▶ [Exercise details]
Repeat all of the material exactly as given.

----------------

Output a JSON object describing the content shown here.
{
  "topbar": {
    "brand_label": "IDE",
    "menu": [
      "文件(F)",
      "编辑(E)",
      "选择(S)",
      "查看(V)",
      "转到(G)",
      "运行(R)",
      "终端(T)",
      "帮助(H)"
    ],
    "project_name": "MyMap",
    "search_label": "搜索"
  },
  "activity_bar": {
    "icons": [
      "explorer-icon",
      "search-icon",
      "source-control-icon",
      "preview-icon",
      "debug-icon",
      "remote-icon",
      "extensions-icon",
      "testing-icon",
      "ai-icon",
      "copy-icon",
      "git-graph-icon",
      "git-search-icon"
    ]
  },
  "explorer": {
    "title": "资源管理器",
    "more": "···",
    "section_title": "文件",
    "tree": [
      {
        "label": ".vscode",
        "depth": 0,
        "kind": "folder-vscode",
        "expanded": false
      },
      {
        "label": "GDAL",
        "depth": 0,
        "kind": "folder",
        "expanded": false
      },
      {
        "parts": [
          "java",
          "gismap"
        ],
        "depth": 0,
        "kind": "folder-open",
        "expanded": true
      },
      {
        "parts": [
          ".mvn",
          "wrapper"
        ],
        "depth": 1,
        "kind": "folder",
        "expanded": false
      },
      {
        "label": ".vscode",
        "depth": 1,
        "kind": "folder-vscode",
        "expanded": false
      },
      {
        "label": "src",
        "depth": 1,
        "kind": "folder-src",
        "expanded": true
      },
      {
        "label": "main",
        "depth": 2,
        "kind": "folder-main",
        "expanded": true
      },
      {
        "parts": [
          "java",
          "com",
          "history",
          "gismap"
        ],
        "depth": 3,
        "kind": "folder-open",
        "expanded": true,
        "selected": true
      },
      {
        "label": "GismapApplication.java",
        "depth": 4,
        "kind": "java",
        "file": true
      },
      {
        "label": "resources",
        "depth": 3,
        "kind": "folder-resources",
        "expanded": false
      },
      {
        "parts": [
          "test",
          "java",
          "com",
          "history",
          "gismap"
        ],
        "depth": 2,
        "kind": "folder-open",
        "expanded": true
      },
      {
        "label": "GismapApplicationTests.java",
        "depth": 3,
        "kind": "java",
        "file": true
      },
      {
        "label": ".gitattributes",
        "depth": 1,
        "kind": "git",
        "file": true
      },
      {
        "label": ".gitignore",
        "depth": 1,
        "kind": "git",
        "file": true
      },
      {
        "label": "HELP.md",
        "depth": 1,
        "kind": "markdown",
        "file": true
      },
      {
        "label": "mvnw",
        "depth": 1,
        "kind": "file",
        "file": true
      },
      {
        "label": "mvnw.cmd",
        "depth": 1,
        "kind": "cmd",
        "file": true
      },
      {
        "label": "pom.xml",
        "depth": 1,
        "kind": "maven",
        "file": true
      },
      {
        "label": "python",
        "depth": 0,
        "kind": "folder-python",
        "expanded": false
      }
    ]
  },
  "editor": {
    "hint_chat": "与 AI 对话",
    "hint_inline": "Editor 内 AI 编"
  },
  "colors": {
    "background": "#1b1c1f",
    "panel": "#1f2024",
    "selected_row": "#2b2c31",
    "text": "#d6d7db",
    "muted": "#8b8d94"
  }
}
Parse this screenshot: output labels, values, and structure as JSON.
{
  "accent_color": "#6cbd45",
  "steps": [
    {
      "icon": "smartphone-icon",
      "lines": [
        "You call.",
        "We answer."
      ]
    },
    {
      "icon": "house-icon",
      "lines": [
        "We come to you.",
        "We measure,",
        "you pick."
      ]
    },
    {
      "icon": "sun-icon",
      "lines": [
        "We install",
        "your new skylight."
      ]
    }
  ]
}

----------------

▶ [Answer in full]
Output a JSON object describing the content shown here.
{
  "topbar": {
    "brand_label": "IDE",
    "menu": [
      "文件(F)",
      "编辑(E)",
      "选择(S)",
      "查看(V)",
      "转到(G)",
      "运行(R)",
      "终端(T)",
      "帮助(H)"
    ],
    "project_name": "MyMap",
    "search_label": "搜索"
  },
  "activity_bar": {
    "icons": [
      "explorer-icon",
      "search-icon",
      "source-control-icon",
      "preview-icon",
      "debug-icon",
      "remote-icon",
      "extensions-icon",
      "testing-icon",
      "ai-icon",
      "copy-icon",
      "git-graph-icon",
      "git-search-icon"
    ]
  },
  "explorer": {
    "title": "资源管理器",
    "more": "···",
    "section_title": "文件",
    "tree": [
      {
        "label": ".vscode",
        "depth": 0,
        "kind": "folder-vscode",
        "expanded": false
      },
      {
        "label": "GDAL",
        "depth": 0,
        "kind": "folder",
        "expanded": false
      },
      {
        "parts": [
          "java",
          "gismap"
        ],
        "depth": 0,
        "kind": "folder-open",
        "expanded": true
      },
      {
        "parts": [
          ".mvn",
          "wrapper"
        ],
        "depth": 1,
        "kind": "folder",
        "expanded": false
      },
      {
        "label": ".vscode",
        "depth": 1,
        "kind": "folder-vscode",
        "expanded": false
      },
      {
        "label": "src",
        "depth": 1,
        "kind": "folder-src",
        "expanded": true
      },
      {
        "label": "main",
        "depth": 2,
        "kind": "folder-main",
        "expanded": true
      },
      {
        "parts": [
          "java",
          "com",
          "history",
          "gismap"
        ],
        "depth": 3,
        "kind": "folder-open",
        "expanded": true,
        "selected": true
      },
      {
        "label": "GismapApplication.java",
        "depth": 4,
        "kind": "java",
        "file": true
      },
      {
        "label": "resources",
        "depth": 3,
        "kind": "folder-resources",
        "expanded": false
      },
      {
        "parts": [
          "test",
          "java",
          "com",
          "history",
          "gismap"
        ],
        "depth": 2,
        "kind": "folder-open",
        "expanded": true
      },
      {
        "label": "GismapApplicationTests.java",
        "depth": 3,
        "kind": "java",
        "file": true
      },
      {
        "label": ".gitattributes",
        "depth": 1,
        "kind": "git",
        "file": true
      },
      {
        "label": ".gitignore",
        "depth": 1,
        "kind": "git",
        "file": true
      },
      {
        "label": "HELP.md",
        "depth": 1,
        "kind": "markdown",
        "file": true
      },
      {
        "label": "mvnw",
        "depth": 1,
        "kind": "file",
        "file": true
      },
      {
        "label": "mvnw.cmd",
        "depth": 1,
        "kind": "cmd",
        "file": true
      },
      {
        "label": "pom.xml",
        "depth": 1,
        "kind": "maven",
        "file": true
      },
      {
        "label": "python",
        "depth": 0,
        "kind": "folder-python",
        "expanded": false
      }
    ]
  },
  "editor": {
    "hint_chat": "与 AI 对话",
    "hint_inline": "Editor 内 AI 编"
  },
  "colors": {
    "background": "#1b1c1f",
    "panel": "#1f2024",
    "selected_row": "#2b2c31",
    "text": "#d6d7db",
    "muted": "#8b8d94"
  }
}
Parse this screenshot: output labels, values, and structure as JSON.
{
  "accent_color": "#6cbd45",
  "steps": [
    {
      "icon": "smartphone-icon",
      "lines": [
        "You call.",
        "We answer."
      ]
    },
    {
      "icon": "house-icon",
      "lines": [
        "We come to you.",
        "We measure,",
        "you pick."
      ]
    },
    {
      "icon": "sun-icon",
      "lines": [
        "We install",
        "your new skylight."
      ]
    }
  ]
}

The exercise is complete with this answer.